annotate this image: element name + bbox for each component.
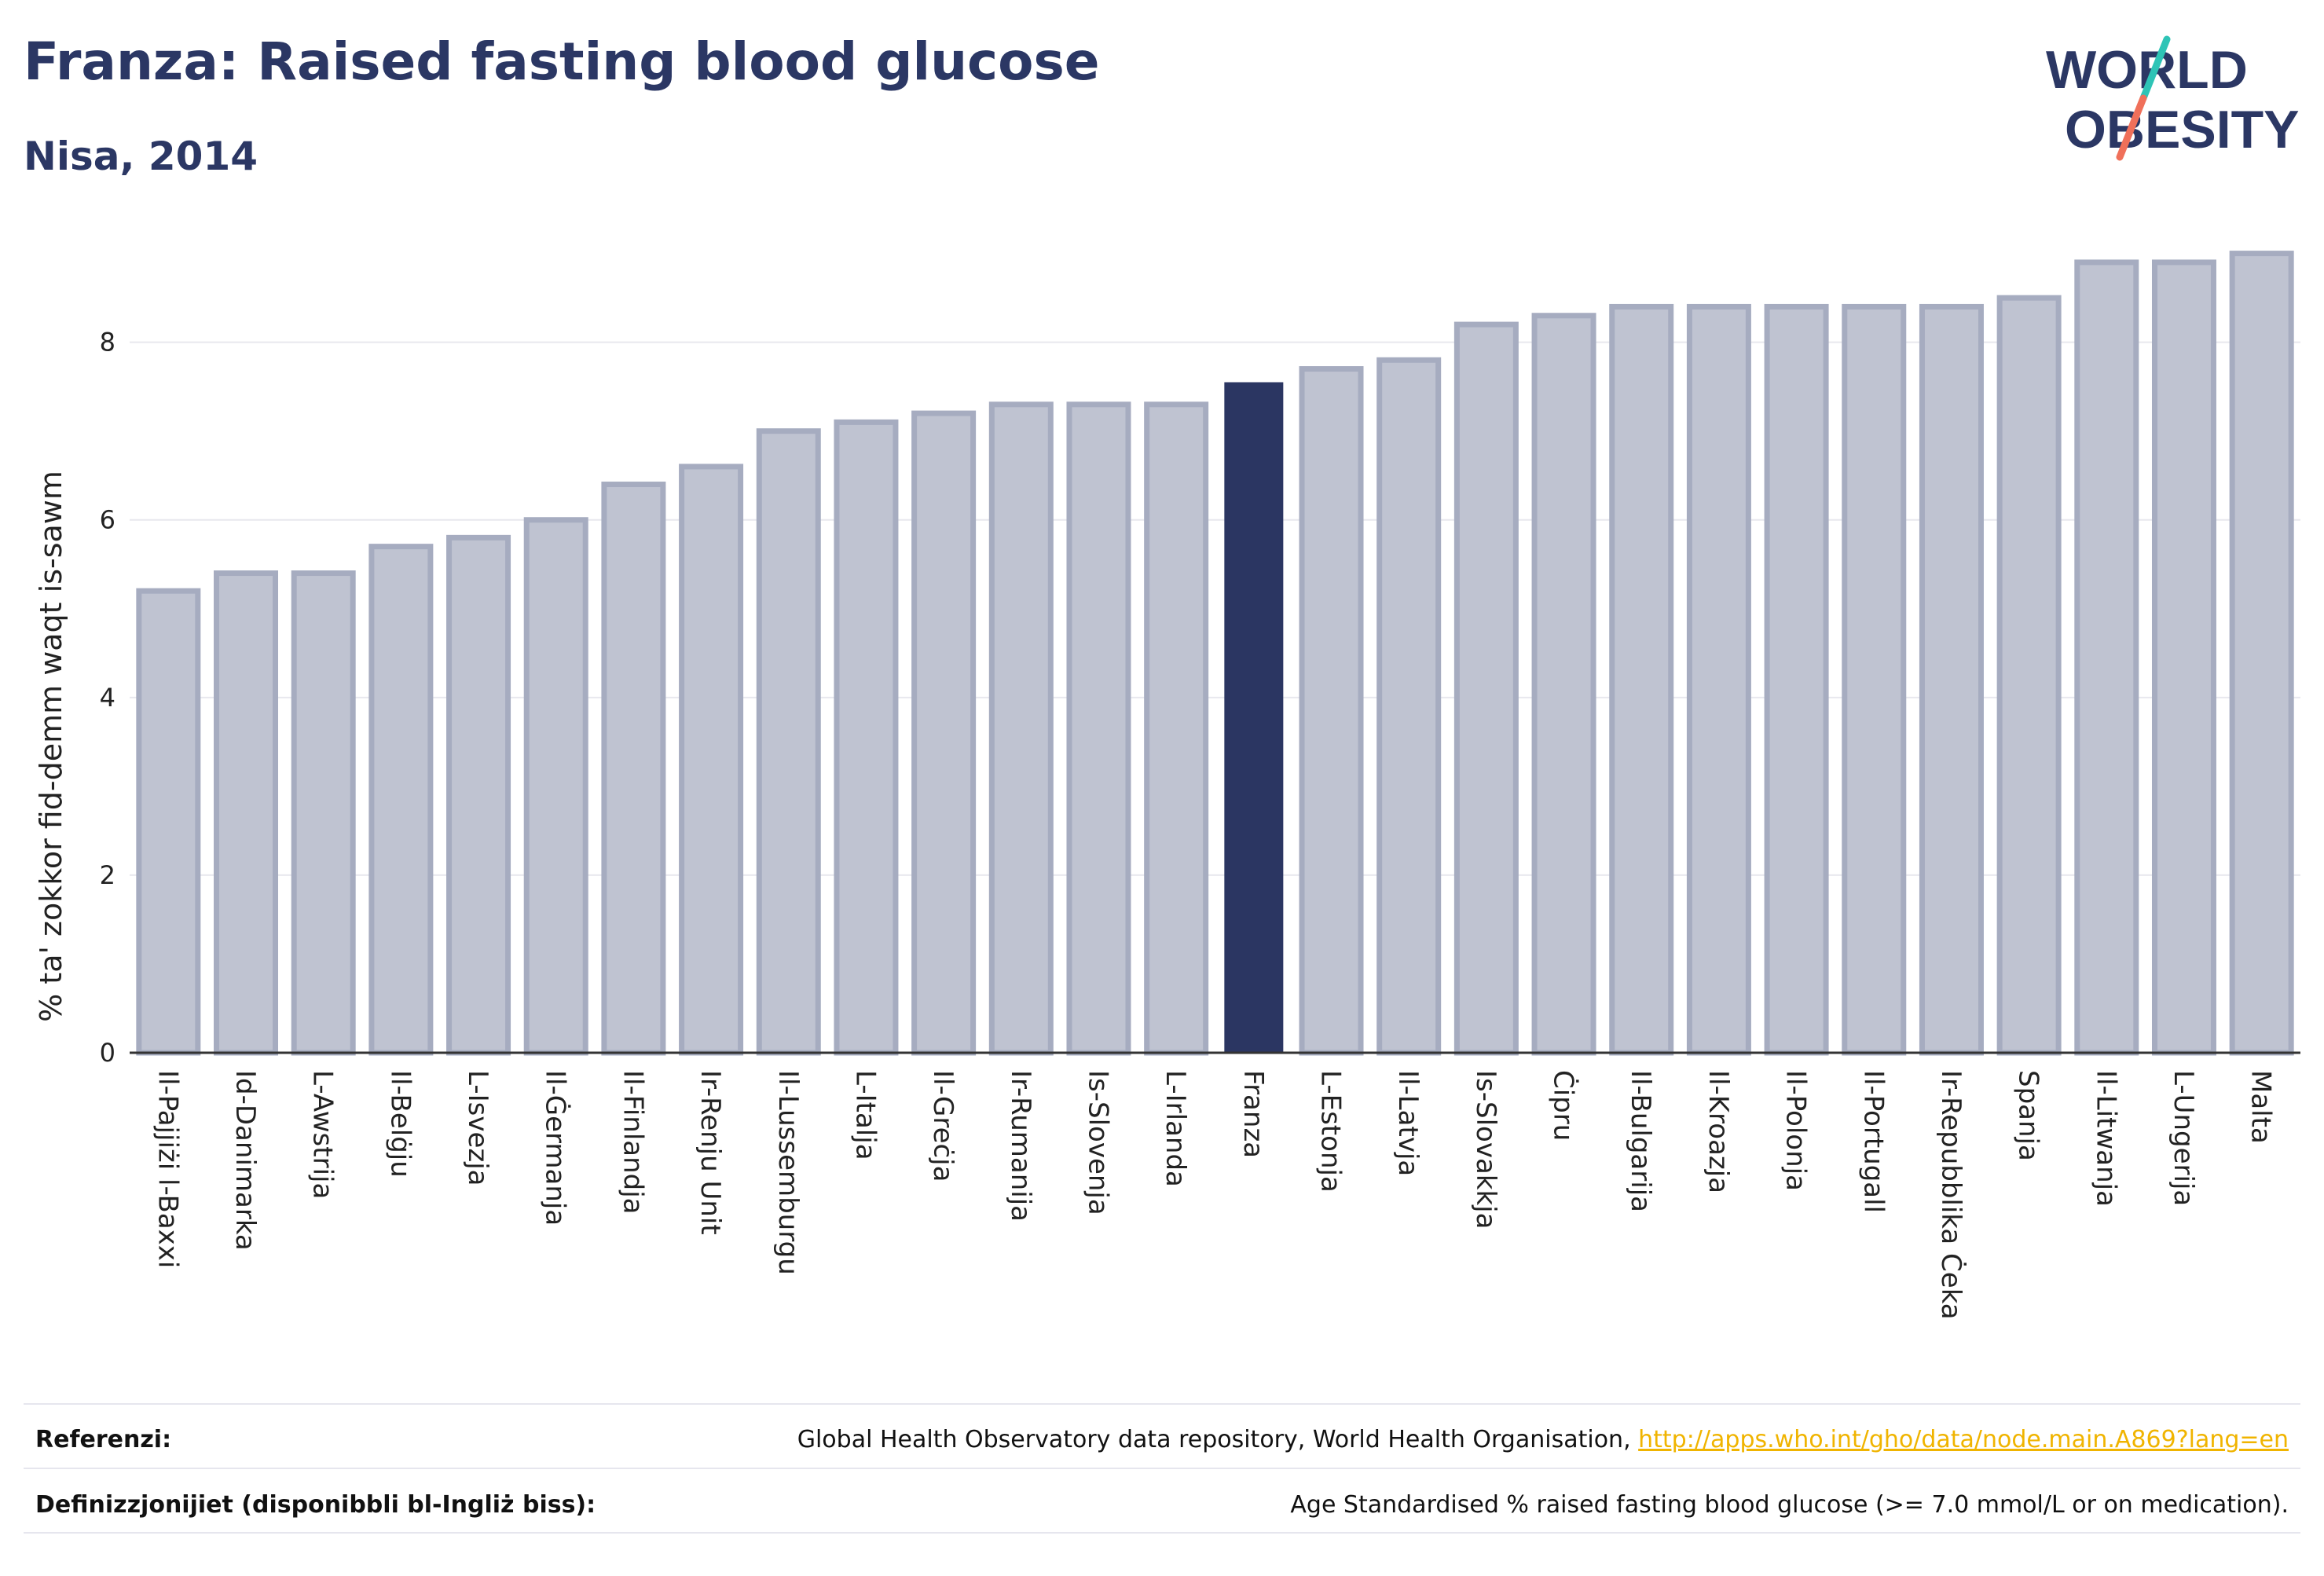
x-tick-label: Is-Slovenja (1082, 1070, 1113, 1215)
y-tick-label: 4 (100, 683, 115, 713)
bar (1376, 357, 1442, 1056)
x-tick-label: L-Irlanda (1160, 1070, 1191, 1187)
bar (601, 482, 666, 1056)
footer-divider-top (24, 1403, 2300, 1405)
bar (368, 544, 434, 1056)
y-tick-label: 2 (100, 860, 115, 890)
x-tick-label: Il-Finlandja (617, 1070, 648, 1215)
x-tick-label: L-Italja (849, 1070, 881, 1160)
bar (136, 588, 201, 1056)
bar (679, 464, 744, 1056)
footer-divider-middle (24, 1468, 2300, 1469)
x-tick-label: L-Ungerija (2168, 1070, 2199, 1206)
footer-divider-bottom (24, 1532, 2300, 1534)
x-tick-label: Ir-Repubblika Ċeka (1935, 1070, 1967, 1320)
bar (1066, 401, 1131, 1056)
x-tick-label: Spanja (2013, 1070, 2044, 1161)
references-label: Referenzi: (35, 1426, 172, 1453)
bar (1299, 366, 1364, 1056)
bar (1609, 303, 1674, 1056)
y-axis-title: % ta' zokkor fid-demm waqt is-sawm (34, 471, 68, 1022)
bar (834, 419, 899, 1056)
bar (1686, 303, 1751, 1056)
x-tick-label: L-Awstrija (307, 1070, 339, 1199)
x-tick-label: Il-Ġermanja (540, 1070, 572, 1226)
chart-subtitle: Nisa, 2014 (24, 134, 258, 179)
x-tick-label: Il-Litwanja (2090, 1070, 2121, 1207)
x-tick-label: Il-Polonja (1780, 1070, 1812, 1191)
bar (291, 570, 356, 1056)
references-text: Global Health Observatory data repositor… (797, 1426, 2289, 1453)
x-tick-label: Malta (2245, 1070, 2277, 1144)
bar (2151, 259, 2216, 1056)
bar (1531, 313, 1596, 1056)
references-source: Global Health Observatory data repositor… (797, 1426, 1639, 1453)
x-tick-label: L-Isvezja (462, 1070, 493, 1186)
definitions-label: Definizzjonijiet (disponibbli bl-Ingliż … (35, 1491, 596, 1519)
bar (756, 428, 821, 1056)
x-tick-label: Ċipru (1548, 1070, 1580, 1141)
bar (523, 517, 588, 1056)
x-tick-label: Il-Greċja (927, 1070, 959, 1182)
bar (1996, 295, 2062, 1056)
bar-highlighted (1224, 382, 1284, 1053)
x-tick-label: Il-Lussemburgu (772, 1070, 804, 1275)
bar (2229, 251, 2294, 1056)
bar (1453, 321, 1519, 1056)
bar (1764, 303, 1829, 1056)
bar (911, 410, 977, 1056)
x-tick-label: L-Estonja (1315, 1070, 1347, 1193)
x-tick-label: Il-Bulgarija (1625, 1070, 1656, 1212)
x-tick-label: Franza (1237, 1070, 1269, 1158)
y-tick-label: 8 (100, 328, 115, 357)
logo-slash-top (2139, 35, 2171, 102)
world-obesity-logo: WORLD OBESITY (2046, 35, 2300, 161)
x-tick-label: Ir-Rumanija (1005, 1070, 1036, 1222)
logo-slash-bottom (2116, 94, 2147, 161)
bar (2074, 259, 2139, 1056)
y-tick-label: 6 (100, 505, 115, 535)
x-tick-label: Ir-Renju Unit (695, 1070, 726, 1235)
x-tick-label: Il-Belġju (384, 1070, 416, 1178)
x-tick-label: Is-Slovakkja (1470, 1070, 1501, 1229)
bar (1919, 303, 1984, 1056)
x-tick-label: Il-Portugall (1857, 1070, 1889, 1213)
bar (214, 570, 279, 1056)
x-tick-label: Id-Danimarka (229, 1070, 261, 1251)
x-tick-label: Il-Pajjiżi l-Baxxi (152, 1070, 183, 1268)
y-tick-label: 0 (100, 1038, 115, 1068)
bar (988, 401, 1054, 1056)
chart-title: Franza: Raised fasting blood glucose (24, 31, 1100, 92)
bar-chart: 0 2 4 6 8 % ta' zokkor fid-demm waqt is-sawm I… (34, 251, 2300, 1320)
bar (1842, 303, 1907, 1056)
references-link[interactable]: http://apps.who.int/gho/data/node.main.A… (1638, 1426, 2289, 1453)
bar (446, 534, 511, 1056)
definitions-text: Age Standardised % raised fasting blood … (1290, 1491, 2289, 1519)
logo-word-obesity: OBESITY (2065, 100, 2300, 159)
x-tick-label: Il-Latvja (1392, 1070, 1424, 1176)
bar (1144, 401, 1209, 1056)
x-tick-label: Il-Kroazja (1703, 1070, 1734, 1193)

|---|

과제 개요: 위 항목에서 "x-tick-label: Is-Slovenja (1082, 1070, 1113, 1215)"이 있는 줄로 시작해 "y-tick-label: 2 (100, 860, 115, 890)"가 있는 줄까지 이어지는 줄들을 양 끝 줄까지 포함하여 한 글자도 바꾸지 않고 출력하라.

작성 답변:
x-tick-label: Is-Slovenja (1082, 1070, 1113, 1215)
y-tick-label: 4 (100, 683, 115, 713)
bar (1376, 357, 1442, 1056)
x-tick-label: L-Irlanda (1160, 1070, 1191, 1187)
bar (601, 482, 666, 1056)
footer-divider-top (24, 1403, 2300, 1405)
bar (368, 544, 434, 1056)
y-tick-label: 2 (100, 860, 115, 890)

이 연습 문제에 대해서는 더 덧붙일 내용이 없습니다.